Write out each line that follows exactly as it stands, without the pictures.

++++ DATASET ++++

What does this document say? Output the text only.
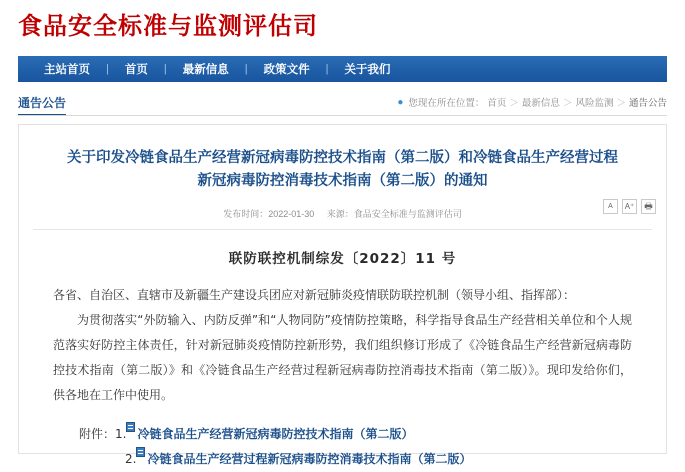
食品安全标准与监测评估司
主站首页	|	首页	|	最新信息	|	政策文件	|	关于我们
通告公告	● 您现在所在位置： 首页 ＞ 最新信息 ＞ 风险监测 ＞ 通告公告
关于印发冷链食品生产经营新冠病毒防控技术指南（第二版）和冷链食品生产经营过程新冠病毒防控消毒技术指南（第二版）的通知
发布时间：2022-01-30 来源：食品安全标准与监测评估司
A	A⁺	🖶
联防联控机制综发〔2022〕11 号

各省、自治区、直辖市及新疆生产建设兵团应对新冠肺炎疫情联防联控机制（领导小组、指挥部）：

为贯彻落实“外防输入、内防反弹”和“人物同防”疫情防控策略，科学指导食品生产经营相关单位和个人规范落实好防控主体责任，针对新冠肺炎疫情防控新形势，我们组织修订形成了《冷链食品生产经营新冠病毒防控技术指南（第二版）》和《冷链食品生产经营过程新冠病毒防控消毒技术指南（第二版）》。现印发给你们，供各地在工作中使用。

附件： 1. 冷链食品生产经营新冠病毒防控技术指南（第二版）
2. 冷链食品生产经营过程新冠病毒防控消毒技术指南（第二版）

++++

◆ **ANSWER FOR THIS EXERCISE**:
What does this document say? Output the text only.
食品安全标准与监测评估司
主站首页	|	首页	|	最新信息	|	政策文件	|	关于我们
通告公告	● 您现在所在位置： 首页 ＞ 最新信息 ＞ 风险监测 ＞ 通告公告
关于印发冷链食品生产经营新冠病毒防控技术指南（第二版）和冷链食品生产经营过程新冠病毒防控消毒技术指南（第二版）的通知
发布时间：2022-01-30 来源：食品安全标准与监测评估司
A	A⁺	🖶
联防联控机制综发〔2022〕11 号

各省、自治区、直辖市及新疆生产建设兵团应对新冠肺炎疫情联防联控机制（领导小组、指挥部）：

为贯彻落实“外防输入、内防反弹”和“人物同防”疫情防控策略，科学指导食品生产经营相关单位和个人规范落实好防控主体责任，针对新冠肺炎疫情防控新形势，我们组织修订形成了《冷链食品生产经营新冠病毒防控技术指南（第二版）》和《冷链食品生产经营过程新冠病毒防控消毒技术指南（第二版）》。现印发给你们，供各地在工作中使用。

附件： 1. 冷链食品生产经营新冠病毒防控技术指南（第二版）
2. 冷链食品生产经营过程新冠病毒防控消毒技术指南（第二版）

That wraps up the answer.